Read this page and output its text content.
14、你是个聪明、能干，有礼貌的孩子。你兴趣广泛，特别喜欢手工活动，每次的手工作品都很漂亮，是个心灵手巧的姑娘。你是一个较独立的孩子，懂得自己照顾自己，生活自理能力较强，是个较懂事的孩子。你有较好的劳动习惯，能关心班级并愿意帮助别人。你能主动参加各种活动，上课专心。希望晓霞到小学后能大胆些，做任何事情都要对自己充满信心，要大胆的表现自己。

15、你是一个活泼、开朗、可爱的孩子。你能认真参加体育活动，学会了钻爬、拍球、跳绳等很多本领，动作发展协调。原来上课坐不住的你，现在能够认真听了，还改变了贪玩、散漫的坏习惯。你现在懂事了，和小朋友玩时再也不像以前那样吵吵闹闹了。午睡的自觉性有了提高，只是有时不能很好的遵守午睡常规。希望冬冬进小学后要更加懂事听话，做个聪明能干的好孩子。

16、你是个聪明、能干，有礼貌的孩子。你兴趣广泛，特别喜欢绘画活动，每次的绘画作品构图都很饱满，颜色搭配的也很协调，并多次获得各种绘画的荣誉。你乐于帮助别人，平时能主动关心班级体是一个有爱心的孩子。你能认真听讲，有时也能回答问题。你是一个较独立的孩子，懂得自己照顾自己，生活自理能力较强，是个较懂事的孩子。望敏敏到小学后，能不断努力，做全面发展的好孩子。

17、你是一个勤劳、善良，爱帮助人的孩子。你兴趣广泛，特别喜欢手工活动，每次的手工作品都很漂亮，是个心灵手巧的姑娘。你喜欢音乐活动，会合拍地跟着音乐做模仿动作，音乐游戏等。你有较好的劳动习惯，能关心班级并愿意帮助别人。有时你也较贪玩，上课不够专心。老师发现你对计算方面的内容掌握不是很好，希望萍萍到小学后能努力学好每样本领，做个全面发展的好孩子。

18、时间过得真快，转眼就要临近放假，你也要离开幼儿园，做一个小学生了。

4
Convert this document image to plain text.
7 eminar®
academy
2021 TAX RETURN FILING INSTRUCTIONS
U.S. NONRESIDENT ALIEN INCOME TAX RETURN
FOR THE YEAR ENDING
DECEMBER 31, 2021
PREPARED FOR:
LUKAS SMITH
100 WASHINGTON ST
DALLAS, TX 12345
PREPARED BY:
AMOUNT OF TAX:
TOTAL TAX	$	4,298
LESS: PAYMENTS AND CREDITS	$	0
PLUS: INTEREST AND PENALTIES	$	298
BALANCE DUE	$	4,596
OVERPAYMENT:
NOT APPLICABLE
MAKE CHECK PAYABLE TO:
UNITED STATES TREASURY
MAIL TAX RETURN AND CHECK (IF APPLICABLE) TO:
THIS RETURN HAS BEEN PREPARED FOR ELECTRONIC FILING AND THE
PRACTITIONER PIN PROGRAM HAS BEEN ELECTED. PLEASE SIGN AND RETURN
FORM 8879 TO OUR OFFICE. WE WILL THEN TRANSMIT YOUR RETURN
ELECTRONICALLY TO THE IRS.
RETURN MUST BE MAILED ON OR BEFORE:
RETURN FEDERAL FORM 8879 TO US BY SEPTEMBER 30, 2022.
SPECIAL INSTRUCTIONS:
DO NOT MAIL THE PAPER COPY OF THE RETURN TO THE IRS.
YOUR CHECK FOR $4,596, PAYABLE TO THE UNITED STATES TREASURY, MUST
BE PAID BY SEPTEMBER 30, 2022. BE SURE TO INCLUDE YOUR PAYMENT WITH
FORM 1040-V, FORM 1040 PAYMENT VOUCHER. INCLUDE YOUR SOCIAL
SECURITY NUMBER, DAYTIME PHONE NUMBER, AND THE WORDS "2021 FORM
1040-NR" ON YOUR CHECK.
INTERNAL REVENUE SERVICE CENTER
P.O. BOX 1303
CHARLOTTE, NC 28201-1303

EXERCISE DIRECTIONS. Scan the listing above and copy all lines containing the word "PAYABLE".

SOLUTION TO THIS TASK.
MAKE CHECK PAYABLE TO:
YOUR CHECK FOR $4,596, PAYABLE TO THE UNITED STATES TREASURY, MUST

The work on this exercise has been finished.